Given problem: Set down exactly, and only, the lines from the one with "Convert this screenshot" to the final line of the entries, both included.
-- START --
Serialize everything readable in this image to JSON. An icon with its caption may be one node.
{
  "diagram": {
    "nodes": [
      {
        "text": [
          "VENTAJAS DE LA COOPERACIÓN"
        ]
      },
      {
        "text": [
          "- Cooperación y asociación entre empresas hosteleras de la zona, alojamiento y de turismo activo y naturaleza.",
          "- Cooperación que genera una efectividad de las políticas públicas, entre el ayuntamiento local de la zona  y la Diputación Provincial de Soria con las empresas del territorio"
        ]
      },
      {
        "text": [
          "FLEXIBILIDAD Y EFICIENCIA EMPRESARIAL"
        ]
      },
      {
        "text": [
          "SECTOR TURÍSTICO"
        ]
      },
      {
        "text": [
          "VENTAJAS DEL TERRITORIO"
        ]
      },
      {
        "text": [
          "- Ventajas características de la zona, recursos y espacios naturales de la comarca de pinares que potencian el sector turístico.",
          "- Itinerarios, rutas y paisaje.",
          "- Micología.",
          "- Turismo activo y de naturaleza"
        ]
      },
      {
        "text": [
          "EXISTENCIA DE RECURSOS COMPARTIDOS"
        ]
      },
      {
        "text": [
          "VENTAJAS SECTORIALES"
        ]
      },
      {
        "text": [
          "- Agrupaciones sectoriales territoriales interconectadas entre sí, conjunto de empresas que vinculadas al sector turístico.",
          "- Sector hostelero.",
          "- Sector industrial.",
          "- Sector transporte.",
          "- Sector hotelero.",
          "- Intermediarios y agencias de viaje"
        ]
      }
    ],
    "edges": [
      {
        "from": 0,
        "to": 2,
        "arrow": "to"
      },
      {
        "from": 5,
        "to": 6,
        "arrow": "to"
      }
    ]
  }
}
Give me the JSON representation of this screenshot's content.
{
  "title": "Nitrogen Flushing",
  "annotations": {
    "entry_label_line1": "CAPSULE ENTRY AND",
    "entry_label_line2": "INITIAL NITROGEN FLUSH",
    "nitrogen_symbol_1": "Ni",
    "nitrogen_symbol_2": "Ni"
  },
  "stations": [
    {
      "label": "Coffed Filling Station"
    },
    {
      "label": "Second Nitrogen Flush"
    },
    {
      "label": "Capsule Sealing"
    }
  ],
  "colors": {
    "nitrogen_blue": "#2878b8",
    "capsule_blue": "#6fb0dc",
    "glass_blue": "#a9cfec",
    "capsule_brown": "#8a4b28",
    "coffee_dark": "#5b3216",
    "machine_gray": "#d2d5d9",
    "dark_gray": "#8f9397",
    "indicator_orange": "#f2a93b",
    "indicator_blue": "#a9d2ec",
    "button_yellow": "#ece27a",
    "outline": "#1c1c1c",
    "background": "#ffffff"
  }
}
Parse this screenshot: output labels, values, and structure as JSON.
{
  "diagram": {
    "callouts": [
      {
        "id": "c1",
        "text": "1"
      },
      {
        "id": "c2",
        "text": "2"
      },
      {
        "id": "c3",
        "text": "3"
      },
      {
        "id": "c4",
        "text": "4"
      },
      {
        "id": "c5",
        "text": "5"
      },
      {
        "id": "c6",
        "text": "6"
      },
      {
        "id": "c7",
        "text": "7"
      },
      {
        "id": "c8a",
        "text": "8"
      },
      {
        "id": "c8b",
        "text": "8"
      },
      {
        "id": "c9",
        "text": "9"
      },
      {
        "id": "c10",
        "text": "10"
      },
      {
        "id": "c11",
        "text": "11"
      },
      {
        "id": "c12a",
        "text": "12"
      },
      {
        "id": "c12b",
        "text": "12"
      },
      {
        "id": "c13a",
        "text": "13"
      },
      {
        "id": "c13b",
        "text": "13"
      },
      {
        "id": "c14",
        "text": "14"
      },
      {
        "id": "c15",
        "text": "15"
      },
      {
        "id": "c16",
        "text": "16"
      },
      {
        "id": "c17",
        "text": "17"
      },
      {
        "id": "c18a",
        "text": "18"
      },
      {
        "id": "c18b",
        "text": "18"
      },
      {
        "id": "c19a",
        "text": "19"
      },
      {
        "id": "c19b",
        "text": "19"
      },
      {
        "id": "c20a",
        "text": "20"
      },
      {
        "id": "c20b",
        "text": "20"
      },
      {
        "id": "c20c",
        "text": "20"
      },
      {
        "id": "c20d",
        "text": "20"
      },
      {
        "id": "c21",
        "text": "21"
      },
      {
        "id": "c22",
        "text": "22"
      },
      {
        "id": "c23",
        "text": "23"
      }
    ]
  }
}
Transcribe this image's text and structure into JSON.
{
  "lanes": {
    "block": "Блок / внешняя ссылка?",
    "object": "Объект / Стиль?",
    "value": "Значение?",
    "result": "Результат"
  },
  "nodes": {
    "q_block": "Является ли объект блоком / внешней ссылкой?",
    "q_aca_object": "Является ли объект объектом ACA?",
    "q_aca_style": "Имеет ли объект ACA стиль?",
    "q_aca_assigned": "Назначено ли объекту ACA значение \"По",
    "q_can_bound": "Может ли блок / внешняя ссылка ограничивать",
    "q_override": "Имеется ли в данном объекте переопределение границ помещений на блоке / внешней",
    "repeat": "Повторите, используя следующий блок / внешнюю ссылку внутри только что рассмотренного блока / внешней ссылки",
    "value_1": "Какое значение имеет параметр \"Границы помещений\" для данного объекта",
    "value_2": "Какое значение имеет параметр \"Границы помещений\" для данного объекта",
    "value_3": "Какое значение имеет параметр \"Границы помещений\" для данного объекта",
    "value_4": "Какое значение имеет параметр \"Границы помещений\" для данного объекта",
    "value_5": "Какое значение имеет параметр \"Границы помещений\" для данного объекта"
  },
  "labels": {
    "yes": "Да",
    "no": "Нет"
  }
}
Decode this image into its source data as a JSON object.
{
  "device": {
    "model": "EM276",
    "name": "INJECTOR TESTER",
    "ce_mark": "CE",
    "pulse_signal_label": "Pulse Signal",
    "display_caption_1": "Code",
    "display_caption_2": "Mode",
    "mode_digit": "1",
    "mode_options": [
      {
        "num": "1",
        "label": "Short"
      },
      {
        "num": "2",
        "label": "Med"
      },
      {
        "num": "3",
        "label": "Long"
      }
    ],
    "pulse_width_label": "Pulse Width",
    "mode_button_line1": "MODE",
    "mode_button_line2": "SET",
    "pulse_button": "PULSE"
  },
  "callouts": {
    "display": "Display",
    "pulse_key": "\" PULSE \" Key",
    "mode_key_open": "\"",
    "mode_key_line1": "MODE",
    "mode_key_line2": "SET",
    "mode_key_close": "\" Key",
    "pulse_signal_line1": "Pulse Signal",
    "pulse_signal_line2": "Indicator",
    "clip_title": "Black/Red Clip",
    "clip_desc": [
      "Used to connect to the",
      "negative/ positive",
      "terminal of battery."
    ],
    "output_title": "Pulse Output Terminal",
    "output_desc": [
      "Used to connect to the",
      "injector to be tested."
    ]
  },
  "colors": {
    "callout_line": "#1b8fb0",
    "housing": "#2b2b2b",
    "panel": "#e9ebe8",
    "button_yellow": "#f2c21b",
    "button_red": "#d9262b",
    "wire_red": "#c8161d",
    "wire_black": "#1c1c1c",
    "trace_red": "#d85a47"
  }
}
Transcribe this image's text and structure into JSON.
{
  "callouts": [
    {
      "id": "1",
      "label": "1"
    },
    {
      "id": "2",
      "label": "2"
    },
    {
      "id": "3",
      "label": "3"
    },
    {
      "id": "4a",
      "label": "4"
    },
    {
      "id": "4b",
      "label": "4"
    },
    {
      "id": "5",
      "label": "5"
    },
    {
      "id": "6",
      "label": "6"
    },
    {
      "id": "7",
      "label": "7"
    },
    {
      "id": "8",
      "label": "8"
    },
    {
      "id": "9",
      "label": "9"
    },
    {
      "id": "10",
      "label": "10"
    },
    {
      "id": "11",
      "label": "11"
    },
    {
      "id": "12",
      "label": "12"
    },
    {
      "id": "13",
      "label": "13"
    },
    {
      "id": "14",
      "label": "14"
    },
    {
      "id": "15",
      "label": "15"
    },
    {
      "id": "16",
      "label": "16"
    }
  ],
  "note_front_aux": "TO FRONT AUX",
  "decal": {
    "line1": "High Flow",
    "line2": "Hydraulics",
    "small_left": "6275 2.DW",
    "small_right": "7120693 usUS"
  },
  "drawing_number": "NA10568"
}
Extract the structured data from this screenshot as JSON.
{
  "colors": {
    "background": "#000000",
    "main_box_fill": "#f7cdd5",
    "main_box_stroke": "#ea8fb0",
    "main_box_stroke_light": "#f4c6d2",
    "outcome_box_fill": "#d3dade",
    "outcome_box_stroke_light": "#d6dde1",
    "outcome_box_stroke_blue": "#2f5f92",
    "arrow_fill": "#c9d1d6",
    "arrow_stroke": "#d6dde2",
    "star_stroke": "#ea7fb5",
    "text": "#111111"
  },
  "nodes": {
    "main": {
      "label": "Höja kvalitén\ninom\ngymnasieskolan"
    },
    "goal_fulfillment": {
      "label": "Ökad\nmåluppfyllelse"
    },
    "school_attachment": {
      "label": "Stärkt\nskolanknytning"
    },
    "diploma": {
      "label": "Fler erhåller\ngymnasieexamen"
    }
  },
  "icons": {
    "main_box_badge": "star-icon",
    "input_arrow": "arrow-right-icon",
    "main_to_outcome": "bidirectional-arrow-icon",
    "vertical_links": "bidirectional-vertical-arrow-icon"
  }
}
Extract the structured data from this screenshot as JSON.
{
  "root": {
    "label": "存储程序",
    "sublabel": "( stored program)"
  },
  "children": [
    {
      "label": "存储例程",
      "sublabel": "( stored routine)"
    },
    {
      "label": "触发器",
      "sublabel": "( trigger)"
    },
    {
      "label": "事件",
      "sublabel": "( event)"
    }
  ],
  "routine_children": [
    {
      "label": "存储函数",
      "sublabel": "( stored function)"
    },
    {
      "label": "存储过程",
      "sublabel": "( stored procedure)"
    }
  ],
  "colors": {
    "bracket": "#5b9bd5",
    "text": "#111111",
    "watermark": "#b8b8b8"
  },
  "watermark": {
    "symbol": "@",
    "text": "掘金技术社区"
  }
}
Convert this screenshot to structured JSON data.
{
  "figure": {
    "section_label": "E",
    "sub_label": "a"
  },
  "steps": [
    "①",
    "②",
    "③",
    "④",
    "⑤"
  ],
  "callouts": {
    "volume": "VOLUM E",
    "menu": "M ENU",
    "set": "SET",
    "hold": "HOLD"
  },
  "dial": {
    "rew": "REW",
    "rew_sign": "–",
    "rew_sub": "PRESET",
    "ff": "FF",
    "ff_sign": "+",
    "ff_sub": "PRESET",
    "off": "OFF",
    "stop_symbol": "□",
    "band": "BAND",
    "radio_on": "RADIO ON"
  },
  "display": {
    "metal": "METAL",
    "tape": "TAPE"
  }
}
-- END --
Completed exercise:
Convert this screenshot to structured JSON data.
{
  "figure": {
    "section_label": "E",
    "sub_label": "a"
  },
  "steps": [
    "①",
    "②",
    "③",
    "④",
    "⑤"
  ],
  "callouts": {
    "volume": "VOLUM E",
    "menu": "M ENU",
    "set": "SET",
    "hold": "HOLD"
  },
  "dial": {
    "rew": "REW",
    "rew_sign": "–",
    "rew_sub": "PRESET",
    "ff": "FF",
    "ff_sign": "+",
    "ff_sub": "PRESET",
    "off": "OFF",
    "stop_symbol": "□",
    "band": "BAND",
    "radio_on": "RADIO ON"
  },
  "display": {
    "metal": "METAL",
    "tape": "TAPE"
  }
}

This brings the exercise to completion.